### YOUR TASK
Reproduce all records exactly.

### RECORDS SHOWN

--- Start ---

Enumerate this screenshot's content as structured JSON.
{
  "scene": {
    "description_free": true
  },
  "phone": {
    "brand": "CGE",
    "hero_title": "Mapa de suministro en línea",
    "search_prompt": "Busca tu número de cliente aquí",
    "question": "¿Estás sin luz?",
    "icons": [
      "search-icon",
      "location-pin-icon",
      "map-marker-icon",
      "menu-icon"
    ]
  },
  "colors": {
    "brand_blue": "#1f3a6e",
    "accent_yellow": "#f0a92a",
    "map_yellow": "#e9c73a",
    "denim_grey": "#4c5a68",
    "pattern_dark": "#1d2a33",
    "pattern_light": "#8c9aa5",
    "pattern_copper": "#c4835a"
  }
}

--- End ---

### TASK OUTPUT
Enumerate this screenshot's content as structured JSON.
{
  "scene": {
    "description_free": true
  },
  "phone": {
    "brand": "CGE",
    "hero_title": "Mapa de suministro en línea",
    "search_prompt": "Busca tu número de cliente aquí",
    "question": "¿Estás sin luz?",
    "icons": [
      "search-icon",
      "location-pin-icon",
      "map-marker-icon",
      "menu-icon"
    ]
  },
  "colors": {
    "brand_blue": "#1f3a6e",
    "accent_yellow": "#f0a92a",
    "map_yellow": "#e9c73a",
    "denim_grey": "#4c5a68",
    "pattern_dark": "#1d2a33",
    "pattern_light": "#8c9aa5",
    "pattern_copper": "#c4835a"
  }
}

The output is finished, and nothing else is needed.